- _OBJECTIVE_: Make an exact copy of all the material below, apart from the pictures.

════

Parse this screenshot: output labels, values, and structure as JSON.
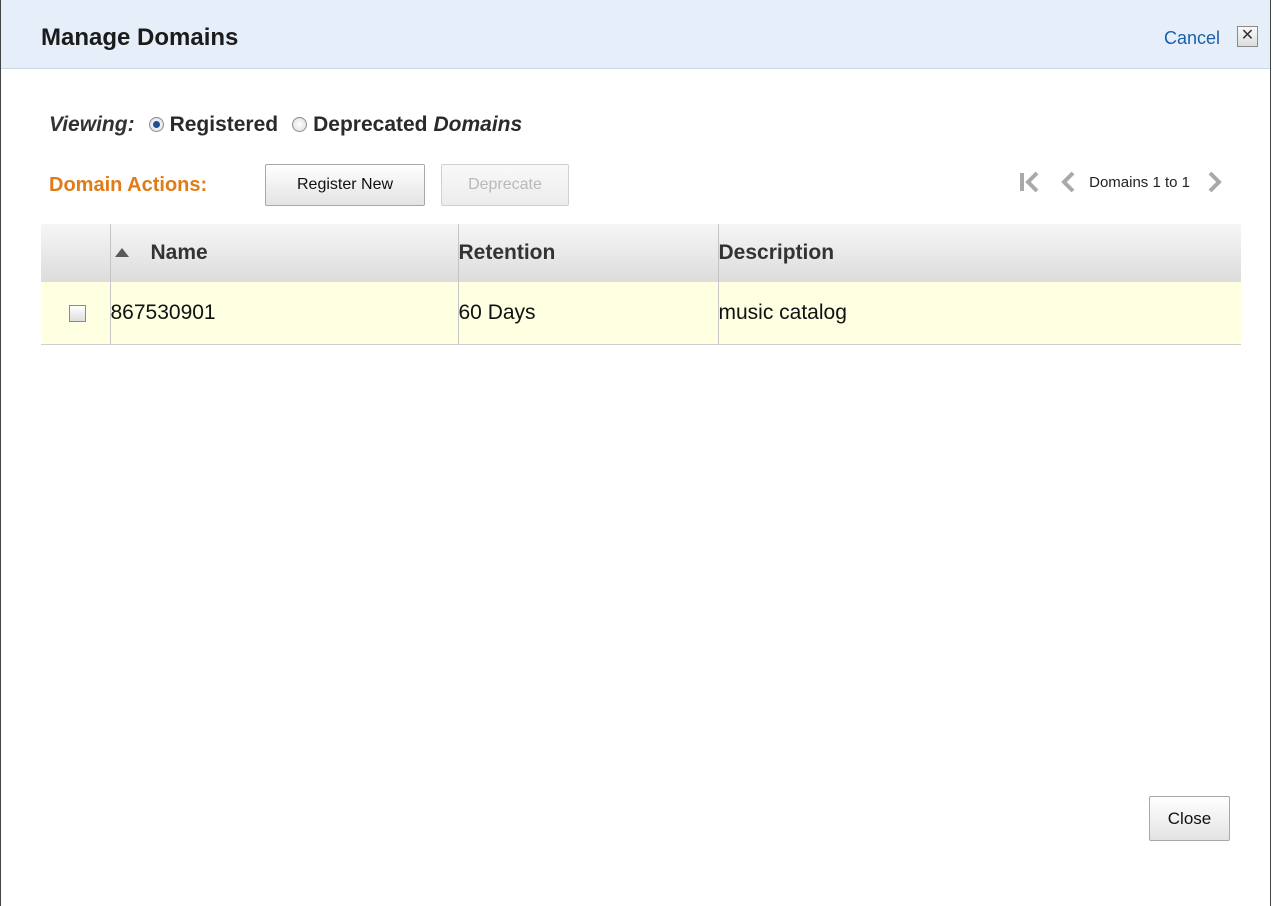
{
  "dialog": {
    "title": "Manage Domains",
    "cancel_label": "Cancel",
    "close_x": "✕"
  },
  "viewing": {
    "label": "Viewing:",
    "options": [
      {
        "label": "Registered",
        "selected": true
      },
      {
        "label": "Deprecated",
        "selected": false
      }
    ],
    "suffix": "Domains"
  },
  "actions": {
    "label": "Domain Actions:",
    "register_label": "Register New",
    "deprecate_label": "Deprecate"
  },
  "pager": {
    "text": "Domains 1 to 1"
  },
  "table": {
    "columns": [
      "Name",
      "Retention",
      "Description"
    ],
    "rows": [
      {
        "checked": false,
        "name": "867530901",
        "retention": "60 Days",
        "description": "music catalog"
      }
    ]
  },
  "footer": {
    "close_label": "Close"
  },
  "colors": {
    "title_bar": "#e6eff9",
    "link": "#1b5fa8",
    "actions_label": "#e07b1a",
    "row_highlight": "#ffffe1"
  }
}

════

- _REPLY_:
Parse this screenshot: output labels, values, and structure as JSON.
{
  "dialog": {
    "title": "Manage Domains",
    "cancel_label": "Cancel",
    "close_x": "✕"
  },
  "viewing": {
    "label": "Viewing:",
    "options": [
      {
        "label": "Registered",
        "selected": true
      },
      {
        "label": "Deprecated",
        "selected": false
      }
    ],
    "suffix": "Domains"
  },
  "actions": {
    "label": "Domain Actions:",
    "register_label": "Register New",
    "deprecate_label": "Deprecate"
  },
  "pager": {
    "text": "Domains 1 to 1"
  },
  "table": {
    "columns": [
      "Name",
      "Retention",
      "Description"
    ],
    "rows": [
      {
        "checked": false,
        "name": "867530901",
        "retention": "60 Days",
        "description": "music catalog"
      }
    ]
  },
  "footer": {
    "close_label": "Close"
  },
  "colors": {
    "title_bar": "#e6eff9",
    "link": "#1b5fa8",
    "actions_label": "#e07b1a",
    "row_highlight": "#ffffe1"
  }
}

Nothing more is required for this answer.